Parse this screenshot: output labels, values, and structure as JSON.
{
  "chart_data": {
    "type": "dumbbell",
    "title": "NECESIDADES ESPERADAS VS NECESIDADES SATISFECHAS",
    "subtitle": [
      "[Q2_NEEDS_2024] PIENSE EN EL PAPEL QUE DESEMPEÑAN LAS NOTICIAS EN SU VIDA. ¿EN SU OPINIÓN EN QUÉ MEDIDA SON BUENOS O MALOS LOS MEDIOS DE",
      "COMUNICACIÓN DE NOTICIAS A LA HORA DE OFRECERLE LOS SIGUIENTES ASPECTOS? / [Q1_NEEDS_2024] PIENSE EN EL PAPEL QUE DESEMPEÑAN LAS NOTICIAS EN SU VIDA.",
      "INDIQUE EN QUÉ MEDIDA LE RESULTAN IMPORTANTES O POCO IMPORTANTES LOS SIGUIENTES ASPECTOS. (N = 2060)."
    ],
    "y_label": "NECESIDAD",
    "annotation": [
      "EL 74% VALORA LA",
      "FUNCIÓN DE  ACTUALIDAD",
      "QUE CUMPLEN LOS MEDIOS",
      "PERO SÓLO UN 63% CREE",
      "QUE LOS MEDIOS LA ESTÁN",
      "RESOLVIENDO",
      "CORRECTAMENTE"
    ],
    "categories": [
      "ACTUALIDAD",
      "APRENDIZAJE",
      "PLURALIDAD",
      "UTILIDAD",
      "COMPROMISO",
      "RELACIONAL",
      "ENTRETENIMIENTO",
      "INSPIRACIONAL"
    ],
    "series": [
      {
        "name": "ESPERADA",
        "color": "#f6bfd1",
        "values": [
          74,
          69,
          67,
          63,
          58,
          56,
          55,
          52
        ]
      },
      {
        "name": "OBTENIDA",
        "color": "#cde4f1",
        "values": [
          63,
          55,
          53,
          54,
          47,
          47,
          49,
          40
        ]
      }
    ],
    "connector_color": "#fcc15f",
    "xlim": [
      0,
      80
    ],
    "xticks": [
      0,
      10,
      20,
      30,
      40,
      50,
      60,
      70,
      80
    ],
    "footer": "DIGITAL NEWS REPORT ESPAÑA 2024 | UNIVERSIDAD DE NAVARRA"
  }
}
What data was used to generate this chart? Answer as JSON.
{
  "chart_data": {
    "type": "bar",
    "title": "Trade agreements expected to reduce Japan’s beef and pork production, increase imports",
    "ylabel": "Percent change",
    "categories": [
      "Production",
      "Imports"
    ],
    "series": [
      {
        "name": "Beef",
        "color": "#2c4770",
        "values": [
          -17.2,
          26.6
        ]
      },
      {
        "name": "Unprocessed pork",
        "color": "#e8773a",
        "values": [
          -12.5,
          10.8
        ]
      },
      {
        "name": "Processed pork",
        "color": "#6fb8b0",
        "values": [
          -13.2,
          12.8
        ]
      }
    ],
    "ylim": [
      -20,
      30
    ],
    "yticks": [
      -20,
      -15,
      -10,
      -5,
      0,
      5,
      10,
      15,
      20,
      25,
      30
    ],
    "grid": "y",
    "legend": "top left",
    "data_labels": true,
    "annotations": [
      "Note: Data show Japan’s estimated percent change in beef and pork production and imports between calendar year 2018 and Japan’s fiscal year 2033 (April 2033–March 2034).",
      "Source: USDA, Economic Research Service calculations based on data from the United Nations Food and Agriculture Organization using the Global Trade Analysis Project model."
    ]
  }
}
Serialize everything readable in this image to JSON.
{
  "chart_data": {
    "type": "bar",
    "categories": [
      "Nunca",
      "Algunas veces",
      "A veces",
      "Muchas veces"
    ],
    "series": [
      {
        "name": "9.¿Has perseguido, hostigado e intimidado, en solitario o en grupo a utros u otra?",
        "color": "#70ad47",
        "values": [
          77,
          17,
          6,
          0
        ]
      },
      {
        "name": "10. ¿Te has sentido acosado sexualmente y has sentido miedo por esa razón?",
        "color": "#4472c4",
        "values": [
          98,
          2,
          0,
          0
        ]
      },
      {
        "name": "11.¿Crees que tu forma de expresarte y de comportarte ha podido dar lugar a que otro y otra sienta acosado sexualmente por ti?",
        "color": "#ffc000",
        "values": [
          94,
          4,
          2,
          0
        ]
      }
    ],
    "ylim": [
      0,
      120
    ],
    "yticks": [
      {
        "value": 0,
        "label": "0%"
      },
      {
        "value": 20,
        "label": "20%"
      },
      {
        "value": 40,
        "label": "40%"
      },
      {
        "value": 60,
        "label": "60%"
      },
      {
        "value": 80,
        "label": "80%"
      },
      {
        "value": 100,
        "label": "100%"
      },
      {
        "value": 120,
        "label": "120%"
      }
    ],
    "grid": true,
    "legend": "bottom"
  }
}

Required task: Count the lines that hold the string "MEDIDA" and state that number alone.

The result: 2